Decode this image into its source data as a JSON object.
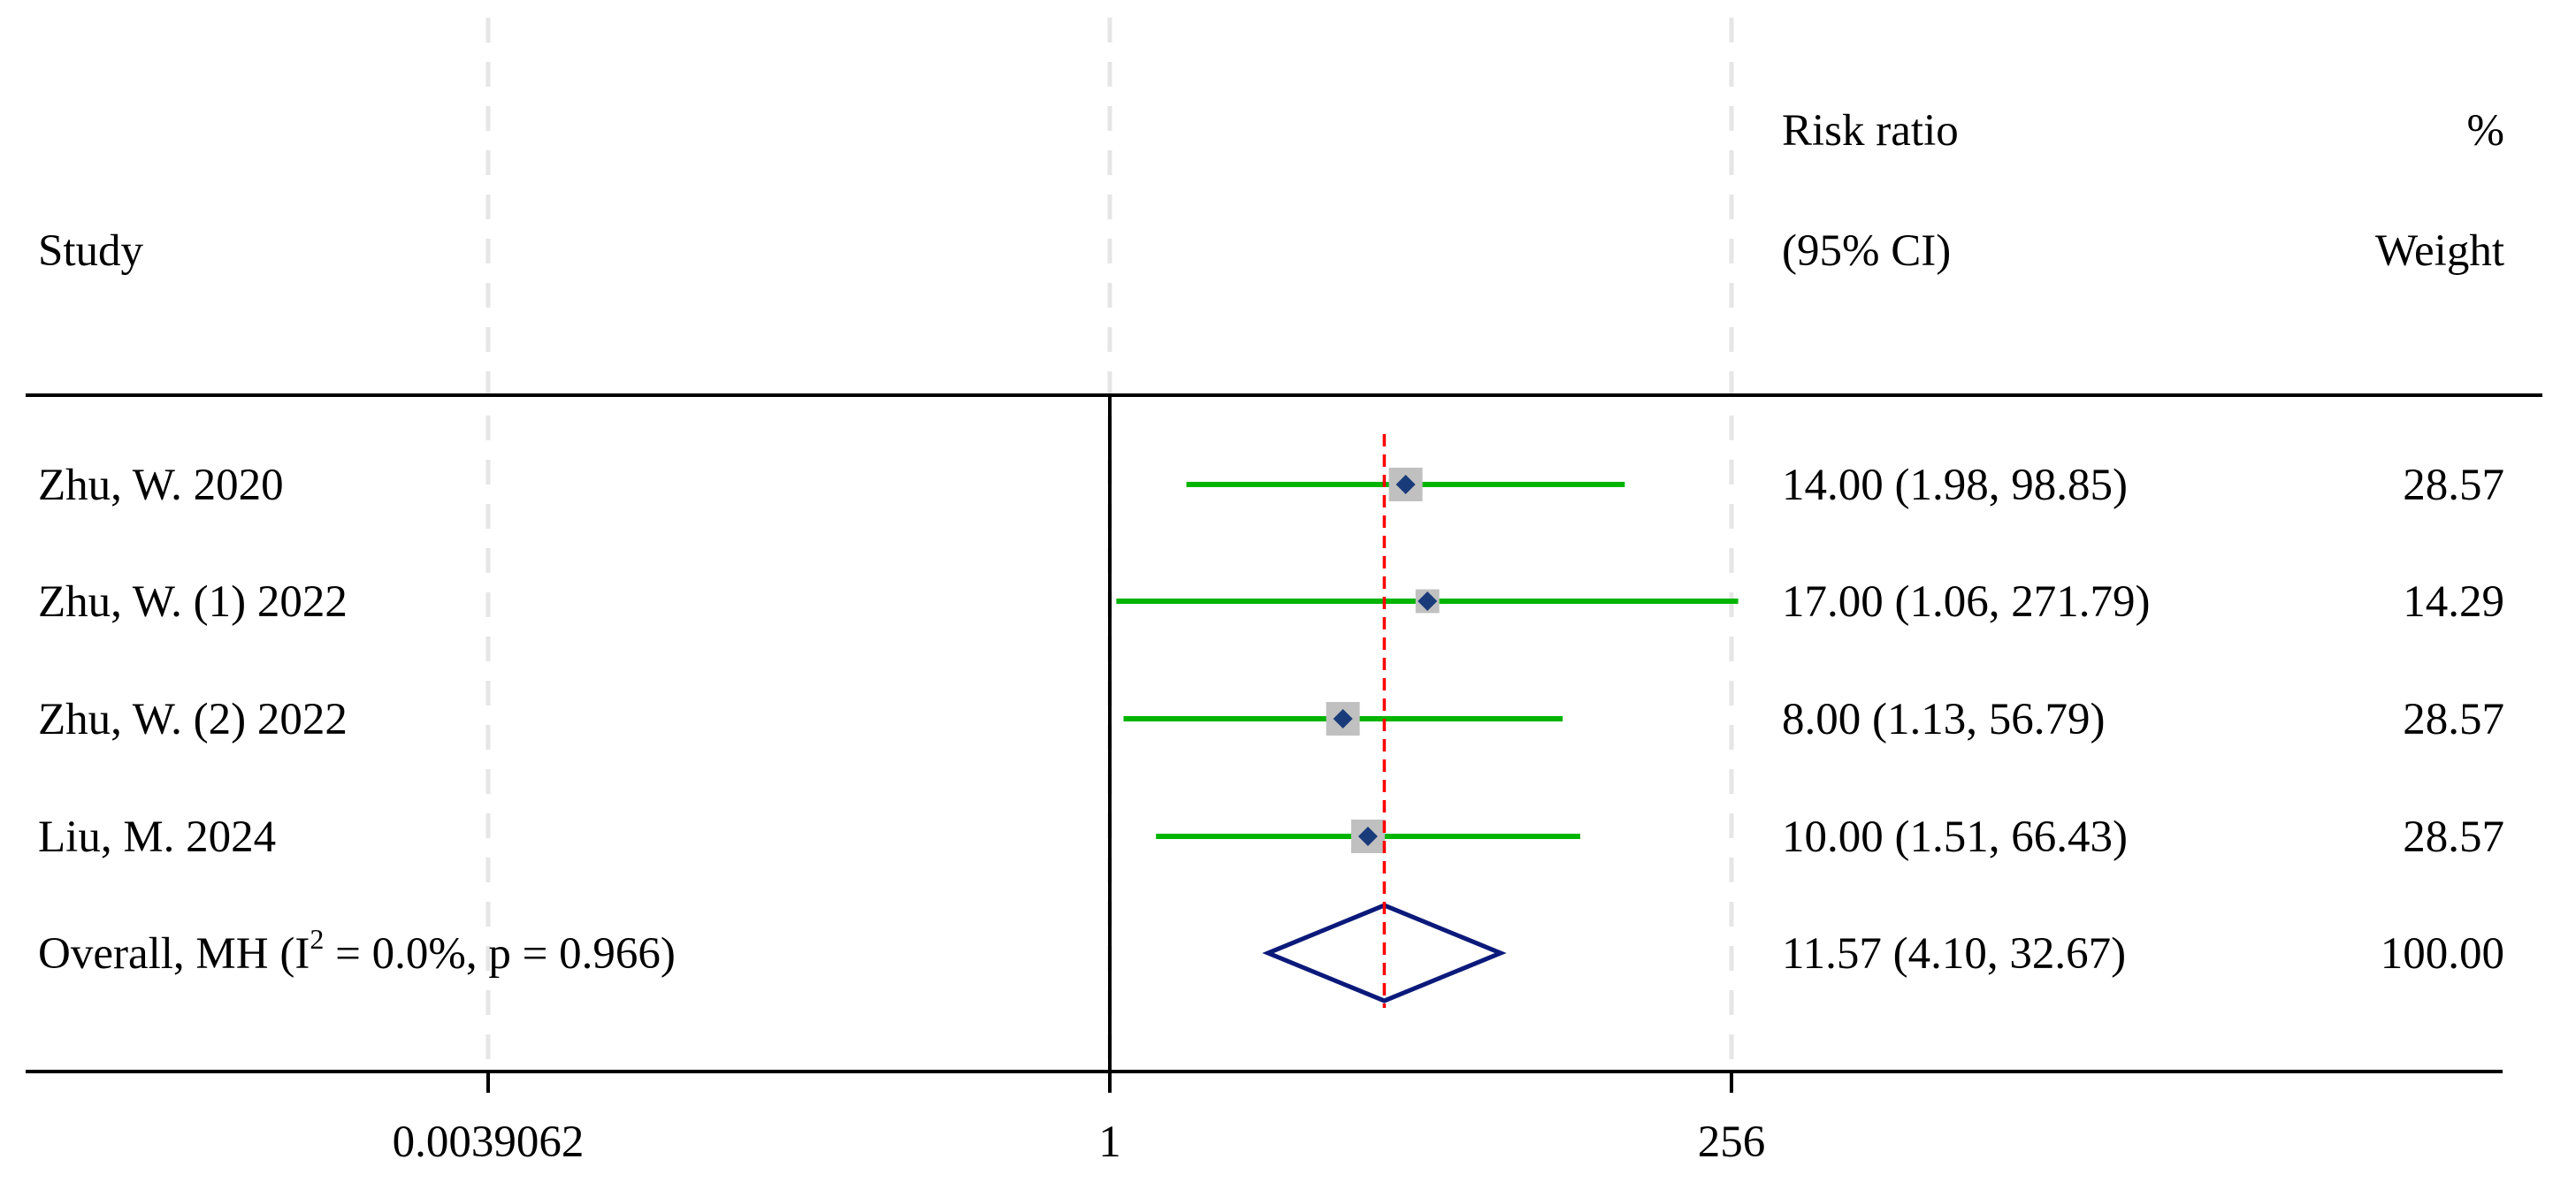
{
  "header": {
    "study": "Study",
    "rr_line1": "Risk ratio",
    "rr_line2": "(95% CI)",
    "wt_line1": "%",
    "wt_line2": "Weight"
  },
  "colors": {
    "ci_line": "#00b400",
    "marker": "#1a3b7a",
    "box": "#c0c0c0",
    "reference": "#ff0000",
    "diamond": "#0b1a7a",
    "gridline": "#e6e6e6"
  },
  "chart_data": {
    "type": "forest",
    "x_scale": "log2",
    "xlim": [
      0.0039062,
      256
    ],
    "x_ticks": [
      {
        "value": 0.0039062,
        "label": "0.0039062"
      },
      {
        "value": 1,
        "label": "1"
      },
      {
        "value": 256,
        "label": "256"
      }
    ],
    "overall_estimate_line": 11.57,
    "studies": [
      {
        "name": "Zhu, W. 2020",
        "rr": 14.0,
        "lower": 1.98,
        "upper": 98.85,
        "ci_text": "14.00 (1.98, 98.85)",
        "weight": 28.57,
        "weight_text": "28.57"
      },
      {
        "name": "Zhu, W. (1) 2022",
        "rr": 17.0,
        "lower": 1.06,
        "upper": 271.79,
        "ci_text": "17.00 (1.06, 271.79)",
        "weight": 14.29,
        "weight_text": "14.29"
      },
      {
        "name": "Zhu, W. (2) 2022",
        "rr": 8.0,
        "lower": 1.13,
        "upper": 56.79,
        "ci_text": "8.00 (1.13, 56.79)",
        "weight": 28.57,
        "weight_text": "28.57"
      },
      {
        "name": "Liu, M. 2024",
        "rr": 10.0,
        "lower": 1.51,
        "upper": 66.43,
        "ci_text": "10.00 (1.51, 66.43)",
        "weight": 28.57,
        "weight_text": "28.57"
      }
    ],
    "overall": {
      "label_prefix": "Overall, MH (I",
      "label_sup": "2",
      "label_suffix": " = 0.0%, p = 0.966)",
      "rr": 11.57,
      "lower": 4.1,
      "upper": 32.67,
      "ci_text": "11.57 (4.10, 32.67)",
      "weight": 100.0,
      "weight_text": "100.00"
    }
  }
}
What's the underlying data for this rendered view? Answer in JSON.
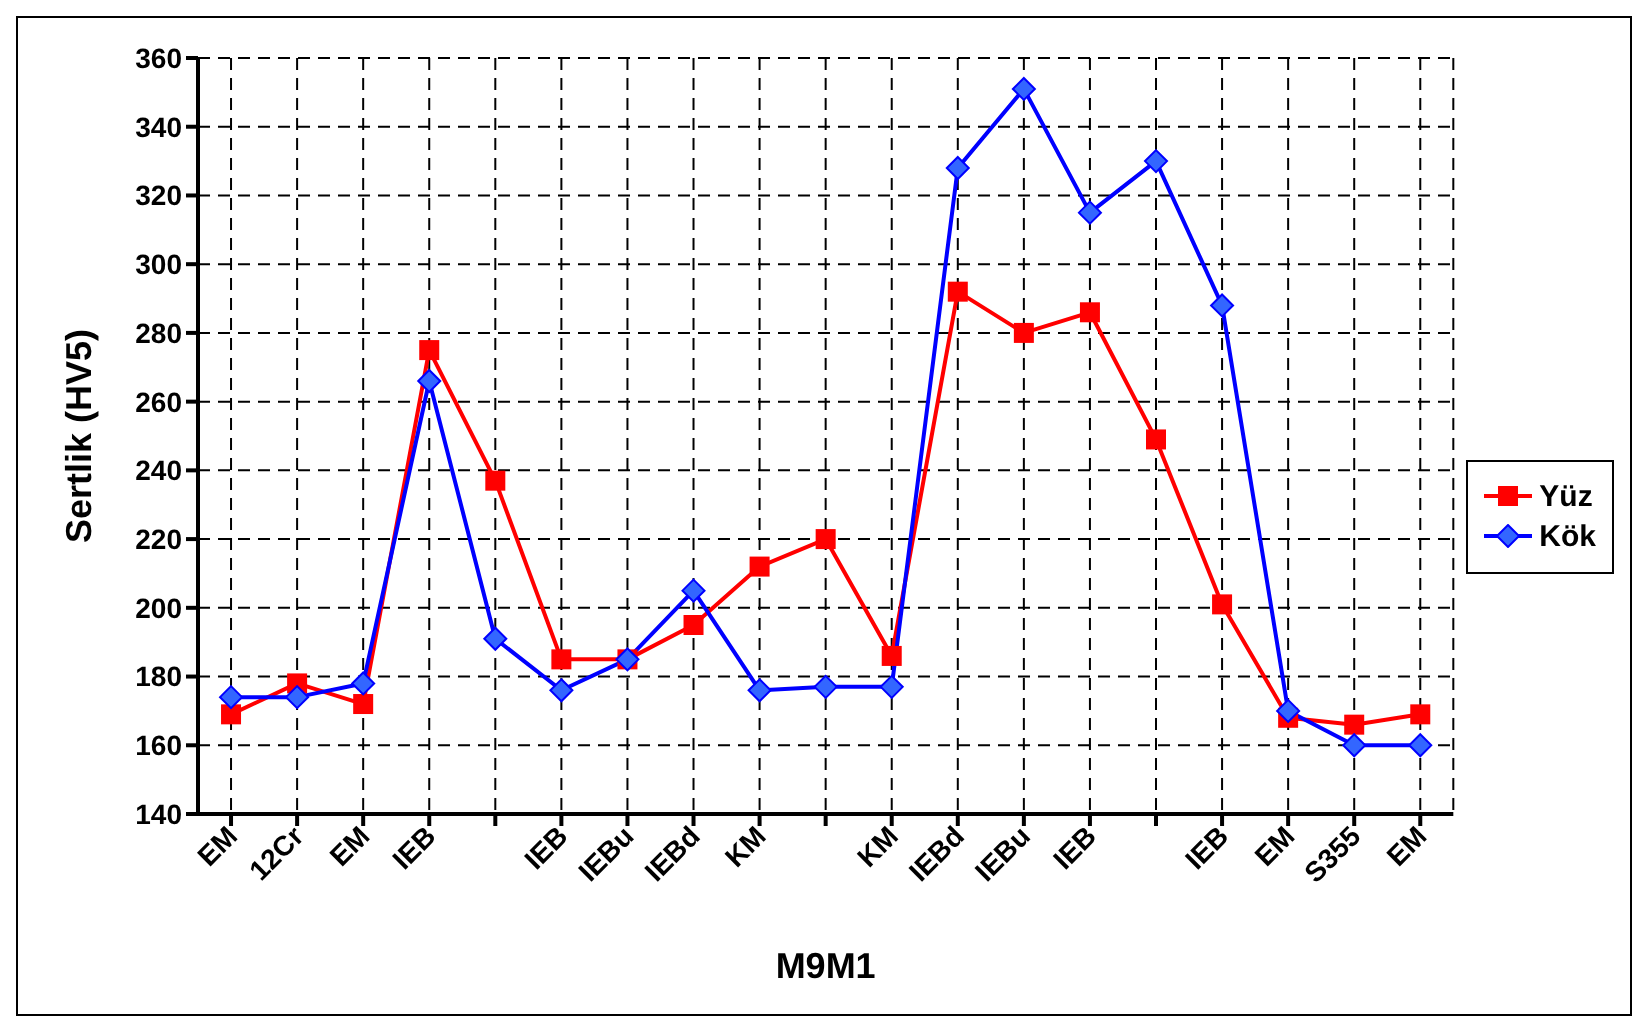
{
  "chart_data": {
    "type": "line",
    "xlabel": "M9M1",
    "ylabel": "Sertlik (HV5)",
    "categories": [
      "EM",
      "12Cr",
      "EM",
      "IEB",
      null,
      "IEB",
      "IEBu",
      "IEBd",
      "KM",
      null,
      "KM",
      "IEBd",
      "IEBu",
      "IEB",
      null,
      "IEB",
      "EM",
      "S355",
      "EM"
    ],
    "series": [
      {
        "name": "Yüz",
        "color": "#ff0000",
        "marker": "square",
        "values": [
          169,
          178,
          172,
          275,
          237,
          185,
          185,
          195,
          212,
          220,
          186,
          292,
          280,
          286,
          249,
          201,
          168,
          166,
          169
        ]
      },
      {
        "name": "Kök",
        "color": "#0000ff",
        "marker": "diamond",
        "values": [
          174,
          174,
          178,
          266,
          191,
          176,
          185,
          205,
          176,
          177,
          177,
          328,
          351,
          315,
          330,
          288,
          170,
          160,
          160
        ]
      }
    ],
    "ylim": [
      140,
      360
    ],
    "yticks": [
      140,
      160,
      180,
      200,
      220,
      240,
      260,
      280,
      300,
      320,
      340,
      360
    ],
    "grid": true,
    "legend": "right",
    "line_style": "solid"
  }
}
——————
-- REQUEST --
Are you able to set down all the lines above exactly, without any pictures?

-- TASK ANSWER --
Decode this image into its source data as a JSON object.
{
  "header": {
    "study": "Study",
    "rr_line1": "Risk ratio",
    "rr_line2": "(95% CI)",
    "wt_line1": "%",
    "wt_line2": "Weight"
  },
  "colors": {
    "ci_line": "#00b400",
    "marker": "#1a3b7a",
    "box": "#c0c0c0",
    "reference": "#ff0000",
    "diamond": "#0b1a7a",
    "gridline": "#e6e6e6"
  },
  "chart_data": {
    "type": "forest",
    "x_scale": "log2",
    "xlim": [
      0.0039062,
      256
    ],
    "x_ticks": [
      {
        "value": 0.0039062,
        "label": "0.0039062"
      },
      {
        "value": 1,
        "label": "1"
      },
      {
        "value": 256,
        "label": "256"
      }
    ],
    "overall_estimate_line": 11.57,
    "studies": [
      {
        "name": "Zhu, W. 2020",
        "rr": 14.0,
        "lower": 1.98,
        "upper": 98.85,
        "ci_text": "14.00 (1.98, 98.85)",
        "weight": 28.57,
        "weight_text": "28.57"
      },
      {
        "name": "Zhu, W. (1) 2022",
        "rr": 17.0,
        "lower": 1.06,
        "upper": 271.79,
        "ci_text": "17.00 (1.06, 271.79)",
        "weight": 14.29,
        "weight_text": "14.29"
      },
      {
        "name": "Zhu, W. (2) 2022",
        "rr": 8.0,
        "lower": 1.13,
        "upper": 56.79,
        "ci_text": "8.00 (1.13, 56.79)",
        "weight": 28.57,
        "weight_text": "28.57"
      },
      {
        "name": "Liu, M. 2024",
        "rr": 10.0,
        "lower": 1.51,
        "upper": 66.43,
        "ci_text": "10.00 (1.51, 66.43)",
        "weight": 28.57,
        "weight_text": "28.57"
      }
    ],
    "overall": {
      "label_prefix": "Overall, MH (I",
      "label_sup": "2",
      "label_suffix": " = 0.0%, p = 0.966)",
      "rr": 11.57,
      "lower": 4.1,
      "upper": 32.67,
      "ci_text": "11.57 (4.10, 32.67)",
      "weight": 100.0,
      "weight_text": "100.00"
    }
  }
}
What's the underlying data for this rendered view? Answer in JSON.
{
  "chart_data": {
    "type": "line",
    "xlabel": "M9M1",
    "ylabel": "Sertlik (HV5)",
    "categories": [
      "EM",
      "12Cr",
      "EM",
      "IEB",
      null,
      "IEB",
      "IEBu",
      "IEBd",
      "KM",
      null,
      "KM",
      "IEBd",
      "IEBu",
      "IEB",
      null,
      "IEB",
      "EM",
      "S355",
      "EM"
    ],
    "series": [
      {
        "name": "Yüz",
        "color": "#ff0000",
        "marker": "square",
        "values": [
          169,
          178,
          172,
          275,
          237,
          185,
          185,
          195,
          212,
          220,
          186,
          292,
          280,
          286,
          249,
          201,
          168,
          166,
          169
        ]
      },
      {
        "name": "Kök",
        "color": "#0000ff",
        "marker": "diamond",
        "values": [
          174,
          174,
          178,
          266,
          191,
          176,
          185,
          205,
          176,
          177,
          177,
          328,
          351,
          315,
          330,
          288,
          170,
          160,
          160
        ]
      }
    ],
    "ylim": [
      140,
      360
    ],
    "yticks": [
      140,
      160,
      180,
      200,
      220,
      240,
      260,
      280,
      300,
      320,
      340,
      360
    ],
    "grid": true,
    "legend": "right",
    "line_style": "solid"
  }
}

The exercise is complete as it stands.